--- Material for this task ---

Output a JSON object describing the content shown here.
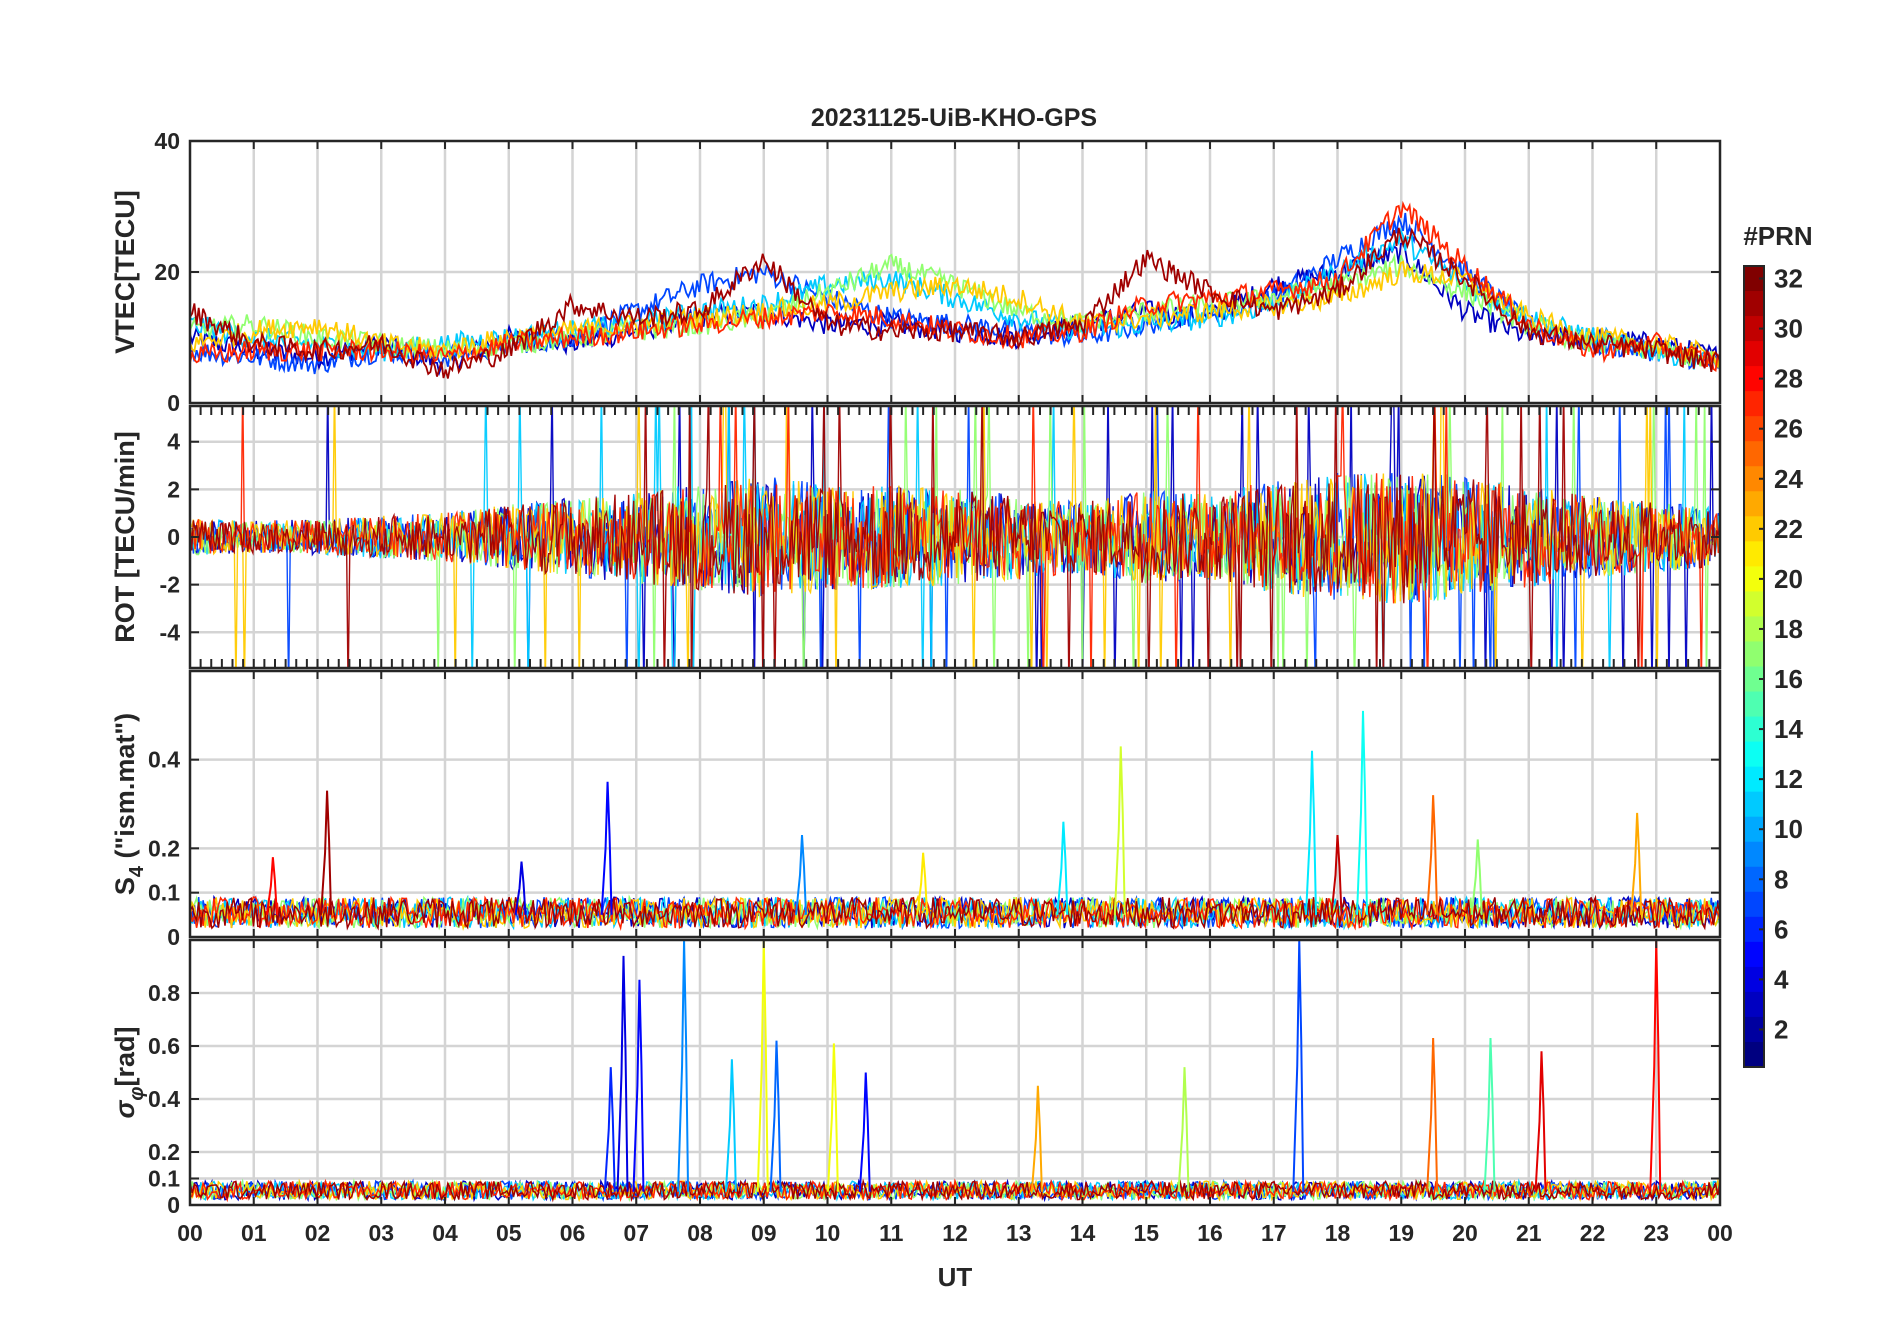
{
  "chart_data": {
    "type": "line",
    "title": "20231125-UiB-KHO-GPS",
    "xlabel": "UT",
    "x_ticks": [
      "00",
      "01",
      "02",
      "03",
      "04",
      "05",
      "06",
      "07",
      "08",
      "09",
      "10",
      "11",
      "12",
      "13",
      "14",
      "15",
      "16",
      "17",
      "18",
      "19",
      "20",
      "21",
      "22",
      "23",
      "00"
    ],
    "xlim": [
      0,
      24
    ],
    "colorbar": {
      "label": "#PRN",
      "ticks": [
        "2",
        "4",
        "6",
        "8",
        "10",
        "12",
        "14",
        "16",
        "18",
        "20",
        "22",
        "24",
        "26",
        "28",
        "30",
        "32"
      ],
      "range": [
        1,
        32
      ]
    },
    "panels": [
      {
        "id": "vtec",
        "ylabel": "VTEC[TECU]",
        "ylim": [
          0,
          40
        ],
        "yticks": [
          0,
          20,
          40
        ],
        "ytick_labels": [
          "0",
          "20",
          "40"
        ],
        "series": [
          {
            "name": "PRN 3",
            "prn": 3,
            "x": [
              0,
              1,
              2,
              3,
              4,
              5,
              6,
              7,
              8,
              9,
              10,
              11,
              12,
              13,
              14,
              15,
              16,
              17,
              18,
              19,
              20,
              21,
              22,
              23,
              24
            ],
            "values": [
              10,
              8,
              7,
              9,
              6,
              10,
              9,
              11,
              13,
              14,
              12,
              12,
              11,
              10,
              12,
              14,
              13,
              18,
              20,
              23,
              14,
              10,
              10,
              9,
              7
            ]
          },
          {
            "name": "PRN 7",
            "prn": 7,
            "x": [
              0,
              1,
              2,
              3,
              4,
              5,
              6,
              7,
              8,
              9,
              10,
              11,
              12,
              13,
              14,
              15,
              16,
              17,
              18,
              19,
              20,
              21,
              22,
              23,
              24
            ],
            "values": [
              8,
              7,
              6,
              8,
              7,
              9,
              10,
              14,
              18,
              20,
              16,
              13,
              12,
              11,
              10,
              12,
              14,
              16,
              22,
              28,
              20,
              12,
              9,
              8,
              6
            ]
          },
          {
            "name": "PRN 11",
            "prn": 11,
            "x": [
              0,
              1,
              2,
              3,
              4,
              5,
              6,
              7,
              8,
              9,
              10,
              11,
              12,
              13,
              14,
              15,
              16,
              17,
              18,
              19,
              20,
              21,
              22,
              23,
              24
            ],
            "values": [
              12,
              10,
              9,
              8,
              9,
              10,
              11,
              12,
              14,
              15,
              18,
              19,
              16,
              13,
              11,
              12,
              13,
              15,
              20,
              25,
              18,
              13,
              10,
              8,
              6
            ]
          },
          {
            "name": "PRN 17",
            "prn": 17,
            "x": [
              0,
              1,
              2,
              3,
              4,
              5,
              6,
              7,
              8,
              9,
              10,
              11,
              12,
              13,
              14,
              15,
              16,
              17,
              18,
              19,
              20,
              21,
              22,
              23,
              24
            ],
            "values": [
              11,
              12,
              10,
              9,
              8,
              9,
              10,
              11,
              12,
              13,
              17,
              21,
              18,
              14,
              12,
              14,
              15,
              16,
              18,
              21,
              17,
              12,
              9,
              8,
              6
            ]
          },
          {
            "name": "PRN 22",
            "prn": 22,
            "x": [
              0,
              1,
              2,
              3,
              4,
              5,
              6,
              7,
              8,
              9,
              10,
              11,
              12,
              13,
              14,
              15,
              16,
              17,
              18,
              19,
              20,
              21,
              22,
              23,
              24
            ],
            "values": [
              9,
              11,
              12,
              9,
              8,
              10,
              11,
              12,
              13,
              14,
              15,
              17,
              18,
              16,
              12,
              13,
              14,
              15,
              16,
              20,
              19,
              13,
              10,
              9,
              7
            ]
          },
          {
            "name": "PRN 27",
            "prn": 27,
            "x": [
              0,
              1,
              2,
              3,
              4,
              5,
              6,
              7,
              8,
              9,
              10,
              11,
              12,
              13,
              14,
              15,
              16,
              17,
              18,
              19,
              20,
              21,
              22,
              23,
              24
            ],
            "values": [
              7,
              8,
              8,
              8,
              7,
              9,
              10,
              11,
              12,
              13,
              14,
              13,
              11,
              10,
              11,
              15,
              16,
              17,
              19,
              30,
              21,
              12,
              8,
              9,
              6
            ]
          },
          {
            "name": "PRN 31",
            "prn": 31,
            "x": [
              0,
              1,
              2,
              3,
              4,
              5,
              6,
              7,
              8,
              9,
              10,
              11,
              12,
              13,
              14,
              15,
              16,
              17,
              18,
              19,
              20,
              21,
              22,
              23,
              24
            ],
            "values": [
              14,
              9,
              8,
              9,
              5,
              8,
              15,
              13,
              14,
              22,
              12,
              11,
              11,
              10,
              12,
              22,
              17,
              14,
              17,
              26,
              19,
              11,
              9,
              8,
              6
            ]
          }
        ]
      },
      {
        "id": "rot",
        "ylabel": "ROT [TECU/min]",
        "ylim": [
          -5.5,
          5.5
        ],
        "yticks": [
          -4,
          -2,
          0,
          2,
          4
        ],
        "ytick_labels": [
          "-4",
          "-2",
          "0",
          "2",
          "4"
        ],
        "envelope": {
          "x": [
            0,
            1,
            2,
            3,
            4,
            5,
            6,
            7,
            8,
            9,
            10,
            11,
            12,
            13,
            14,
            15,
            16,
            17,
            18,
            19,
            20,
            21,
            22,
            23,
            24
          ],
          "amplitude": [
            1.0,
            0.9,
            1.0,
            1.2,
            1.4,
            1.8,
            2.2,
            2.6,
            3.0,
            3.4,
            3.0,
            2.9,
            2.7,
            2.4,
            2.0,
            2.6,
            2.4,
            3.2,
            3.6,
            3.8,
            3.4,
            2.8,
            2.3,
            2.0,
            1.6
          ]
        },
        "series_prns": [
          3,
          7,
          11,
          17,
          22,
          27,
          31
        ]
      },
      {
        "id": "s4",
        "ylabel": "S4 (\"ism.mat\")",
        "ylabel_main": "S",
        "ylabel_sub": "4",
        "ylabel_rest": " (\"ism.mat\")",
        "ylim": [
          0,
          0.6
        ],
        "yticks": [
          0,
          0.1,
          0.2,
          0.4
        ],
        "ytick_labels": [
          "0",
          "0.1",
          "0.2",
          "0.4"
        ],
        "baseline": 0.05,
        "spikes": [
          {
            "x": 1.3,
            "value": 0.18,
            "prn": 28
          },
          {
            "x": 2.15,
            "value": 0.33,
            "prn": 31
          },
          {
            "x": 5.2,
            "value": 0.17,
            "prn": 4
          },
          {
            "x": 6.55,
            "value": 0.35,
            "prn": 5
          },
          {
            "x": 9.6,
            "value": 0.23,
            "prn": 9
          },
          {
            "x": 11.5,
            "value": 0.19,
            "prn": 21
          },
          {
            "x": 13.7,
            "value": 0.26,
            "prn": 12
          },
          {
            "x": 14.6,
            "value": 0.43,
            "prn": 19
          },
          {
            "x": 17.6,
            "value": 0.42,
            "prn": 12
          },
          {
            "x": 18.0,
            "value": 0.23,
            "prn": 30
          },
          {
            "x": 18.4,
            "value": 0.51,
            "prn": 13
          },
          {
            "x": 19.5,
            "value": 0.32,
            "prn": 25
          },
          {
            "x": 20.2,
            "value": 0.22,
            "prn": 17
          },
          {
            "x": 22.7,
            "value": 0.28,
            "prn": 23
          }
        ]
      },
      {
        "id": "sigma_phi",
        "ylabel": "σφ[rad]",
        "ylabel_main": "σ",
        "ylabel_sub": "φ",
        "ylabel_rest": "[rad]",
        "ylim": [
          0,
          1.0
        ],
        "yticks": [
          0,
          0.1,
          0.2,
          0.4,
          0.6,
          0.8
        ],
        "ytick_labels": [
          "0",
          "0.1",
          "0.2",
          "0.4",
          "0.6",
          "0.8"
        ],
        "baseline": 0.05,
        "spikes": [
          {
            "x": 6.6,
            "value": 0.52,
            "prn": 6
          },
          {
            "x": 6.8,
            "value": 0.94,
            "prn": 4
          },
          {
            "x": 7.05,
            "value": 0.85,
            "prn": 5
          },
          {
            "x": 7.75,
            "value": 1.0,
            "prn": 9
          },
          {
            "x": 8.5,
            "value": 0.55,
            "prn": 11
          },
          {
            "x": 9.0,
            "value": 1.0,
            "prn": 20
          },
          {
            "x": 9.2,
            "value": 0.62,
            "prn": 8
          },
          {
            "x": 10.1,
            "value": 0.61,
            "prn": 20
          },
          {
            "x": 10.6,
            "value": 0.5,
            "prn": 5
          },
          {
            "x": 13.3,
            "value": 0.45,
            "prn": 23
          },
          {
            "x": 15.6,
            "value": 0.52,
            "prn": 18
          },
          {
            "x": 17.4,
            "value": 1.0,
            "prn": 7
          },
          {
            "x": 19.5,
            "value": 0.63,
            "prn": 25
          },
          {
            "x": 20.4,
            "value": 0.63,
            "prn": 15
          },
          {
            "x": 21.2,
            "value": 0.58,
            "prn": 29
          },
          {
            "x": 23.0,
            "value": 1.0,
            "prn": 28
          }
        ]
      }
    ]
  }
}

---

◆ Task details ◆
Give only the number of lines in the material above that include the word "name".

◆ Solution for this exercise ◆
7